== Given instruction ==
Return, word for word, the part of the post on fracking in North Carolina starting at "Push we must, though, because" and ending at "the coming year.".

== Selected extract ==
BobR mentioned that we may be at a tipping point back in 2012. Now we are seeing the first of what I predict many health related lawsuits due to fracking. Something that BobR said almost two years ago, seems sadly and eerily ominous:
As long as there's money to be made in oil, there will be companies and individuals willing to trash our backyard. It's analogous to the Wall Street problem with derivatives, where they knowingly trashed the economy for personal gain. The only way to break free of our 20th century energy technologies is to use the power of government to push energy companies in the right direction. This will require pushing Republicans to embrace the approach, which is likely to be more difficult than pushing the energy companies themselves.

Push we must, though, because we are seriously running out of time.
Going back to North Carolina, it looks like he may have been correct.
“It was a speculative venture, and what we've learned is there's no way to do exploration in North Carolina right now,” Brown said. “We paid out money, and we didn't capitalize on it.”

Of the 6,910 acres contracted in 2010 for drilling rights, 3,650 have lapsed, leaving 3,260 acres under contract. More expirations are expected in the coming year.

In the original rush four years ago, scores of eager Lee County residents had signed leases, hoping for a monetary payoff if drillers struck natural gas under their properties. Now many of those property owners are in limbo – free to sign with other energy exploration companies or to opt out of the energy gamble.

Critics of fracking, warning of environmental damage in bucolic Lee County, hope to seize on the lull to dissuade neighbors from letting energy exploration companies drill on their land and suck out natural gas from shale rock formations below.

“Nobody in North Carolina should sign a lease now,” said Therese Vick, a community activist with the Blue Ridge Environmental Defense League. “It’s not safe. There are no protections right now.”
North Carolina Fracking advocates aren't giving up though… They met one last time on April 15 and now they are ready to take it to a public referendum.
But Commissioner Vikram Rao, a former chief technology officer for the Halliburton energy services conglomerate, said the commission is striking the right balance. He noted that all but one of the panel’s votes was unanimous, indicating unity on complex issues.

== Material shown ==
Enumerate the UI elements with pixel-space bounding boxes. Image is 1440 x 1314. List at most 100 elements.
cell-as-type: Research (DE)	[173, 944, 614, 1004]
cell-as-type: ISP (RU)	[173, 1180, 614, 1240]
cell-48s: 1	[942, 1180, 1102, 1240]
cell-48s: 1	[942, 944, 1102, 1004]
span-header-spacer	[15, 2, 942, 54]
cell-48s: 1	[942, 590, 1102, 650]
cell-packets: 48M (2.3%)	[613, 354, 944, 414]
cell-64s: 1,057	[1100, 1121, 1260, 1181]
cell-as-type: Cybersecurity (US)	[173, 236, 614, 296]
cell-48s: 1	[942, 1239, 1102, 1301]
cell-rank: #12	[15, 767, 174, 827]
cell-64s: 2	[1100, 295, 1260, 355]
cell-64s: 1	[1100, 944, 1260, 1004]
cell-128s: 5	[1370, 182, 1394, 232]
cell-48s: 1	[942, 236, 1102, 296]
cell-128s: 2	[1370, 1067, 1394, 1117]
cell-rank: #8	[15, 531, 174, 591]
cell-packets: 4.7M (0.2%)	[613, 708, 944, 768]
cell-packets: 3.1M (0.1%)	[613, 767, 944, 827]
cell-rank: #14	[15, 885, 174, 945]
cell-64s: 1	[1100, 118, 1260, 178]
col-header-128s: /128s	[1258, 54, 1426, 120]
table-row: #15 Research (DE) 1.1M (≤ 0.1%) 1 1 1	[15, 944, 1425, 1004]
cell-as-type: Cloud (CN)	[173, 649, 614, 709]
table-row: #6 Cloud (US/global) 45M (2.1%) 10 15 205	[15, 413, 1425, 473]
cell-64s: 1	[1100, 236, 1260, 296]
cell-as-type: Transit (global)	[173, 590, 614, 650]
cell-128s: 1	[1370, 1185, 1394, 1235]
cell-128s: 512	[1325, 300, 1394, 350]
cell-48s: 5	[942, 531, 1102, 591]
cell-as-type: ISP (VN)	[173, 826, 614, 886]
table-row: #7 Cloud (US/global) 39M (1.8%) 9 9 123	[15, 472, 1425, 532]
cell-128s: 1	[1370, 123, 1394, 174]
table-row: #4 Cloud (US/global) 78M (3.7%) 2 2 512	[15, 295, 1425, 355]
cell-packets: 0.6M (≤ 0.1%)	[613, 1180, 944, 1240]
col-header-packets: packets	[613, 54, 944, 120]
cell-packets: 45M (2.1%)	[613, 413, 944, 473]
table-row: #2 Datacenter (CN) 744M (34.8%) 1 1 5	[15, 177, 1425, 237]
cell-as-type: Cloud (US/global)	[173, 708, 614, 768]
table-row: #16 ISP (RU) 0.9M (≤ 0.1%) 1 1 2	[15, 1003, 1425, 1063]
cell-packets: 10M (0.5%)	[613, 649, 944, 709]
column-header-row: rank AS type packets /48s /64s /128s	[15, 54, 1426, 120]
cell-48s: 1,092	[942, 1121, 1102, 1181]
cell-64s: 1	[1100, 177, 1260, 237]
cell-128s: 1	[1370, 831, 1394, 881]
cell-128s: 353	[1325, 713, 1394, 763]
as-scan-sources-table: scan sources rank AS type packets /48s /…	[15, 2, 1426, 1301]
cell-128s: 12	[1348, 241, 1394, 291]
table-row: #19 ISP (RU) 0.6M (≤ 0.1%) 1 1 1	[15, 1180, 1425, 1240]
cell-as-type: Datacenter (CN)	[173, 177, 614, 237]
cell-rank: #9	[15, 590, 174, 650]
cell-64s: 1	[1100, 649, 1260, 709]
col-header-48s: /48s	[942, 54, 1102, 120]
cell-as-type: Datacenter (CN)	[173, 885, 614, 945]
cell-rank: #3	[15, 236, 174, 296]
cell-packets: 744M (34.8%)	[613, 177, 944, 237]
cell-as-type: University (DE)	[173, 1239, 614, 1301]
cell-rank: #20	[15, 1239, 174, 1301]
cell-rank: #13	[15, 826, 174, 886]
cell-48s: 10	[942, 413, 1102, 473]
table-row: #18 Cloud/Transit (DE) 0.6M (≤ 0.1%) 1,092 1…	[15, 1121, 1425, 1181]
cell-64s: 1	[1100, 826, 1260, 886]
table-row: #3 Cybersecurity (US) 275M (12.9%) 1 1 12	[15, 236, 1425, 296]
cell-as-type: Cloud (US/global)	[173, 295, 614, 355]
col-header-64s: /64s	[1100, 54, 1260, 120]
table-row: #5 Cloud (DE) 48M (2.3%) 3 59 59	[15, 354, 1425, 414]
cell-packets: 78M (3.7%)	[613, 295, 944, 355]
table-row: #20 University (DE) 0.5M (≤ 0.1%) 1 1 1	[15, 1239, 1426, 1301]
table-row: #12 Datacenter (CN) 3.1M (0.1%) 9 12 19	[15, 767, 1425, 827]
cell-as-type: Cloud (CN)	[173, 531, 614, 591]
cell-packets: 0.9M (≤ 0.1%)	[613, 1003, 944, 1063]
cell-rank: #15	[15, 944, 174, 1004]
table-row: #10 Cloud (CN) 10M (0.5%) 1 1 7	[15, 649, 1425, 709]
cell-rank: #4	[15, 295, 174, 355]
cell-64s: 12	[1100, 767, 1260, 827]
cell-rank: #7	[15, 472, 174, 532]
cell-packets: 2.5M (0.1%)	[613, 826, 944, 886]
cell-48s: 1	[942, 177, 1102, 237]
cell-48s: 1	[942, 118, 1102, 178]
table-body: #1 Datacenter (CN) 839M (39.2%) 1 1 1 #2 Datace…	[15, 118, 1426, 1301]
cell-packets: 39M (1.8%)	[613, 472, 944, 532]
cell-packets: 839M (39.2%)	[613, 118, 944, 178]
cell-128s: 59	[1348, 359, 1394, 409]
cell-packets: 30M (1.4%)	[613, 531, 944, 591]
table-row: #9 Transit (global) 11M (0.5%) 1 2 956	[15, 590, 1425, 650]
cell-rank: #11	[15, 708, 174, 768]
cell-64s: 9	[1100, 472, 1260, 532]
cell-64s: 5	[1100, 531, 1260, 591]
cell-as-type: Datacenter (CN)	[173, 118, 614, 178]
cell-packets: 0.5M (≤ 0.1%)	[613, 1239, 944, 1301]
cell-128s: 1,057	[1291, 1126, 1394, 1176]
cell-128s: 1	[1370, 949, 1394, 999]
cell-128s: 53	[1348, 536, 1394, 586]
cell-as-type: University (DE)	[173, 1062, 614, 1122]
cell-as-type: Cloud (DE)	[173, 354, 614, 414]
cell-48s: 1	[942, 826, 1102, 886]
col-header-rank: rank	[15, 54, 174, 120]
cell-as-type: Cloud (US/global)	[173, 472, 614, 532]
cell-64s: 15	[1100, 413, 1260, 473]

== Written solution ==
Push we must, though, because we are seriously running out of time.
Going back to North Carolina, it looks like he may have been correct.
“It was a speculative venture, and what we've learned is there's no way to do exploration in North Carolina right now,” Brown said. “We paid out money, and we didn't capitalize on it.”

Of the 6,910 acres contracted in 2010 for drilling rights, 3,650 have lapsed, leaving 3,260 acres under contract. More expirations are expected in the coming year.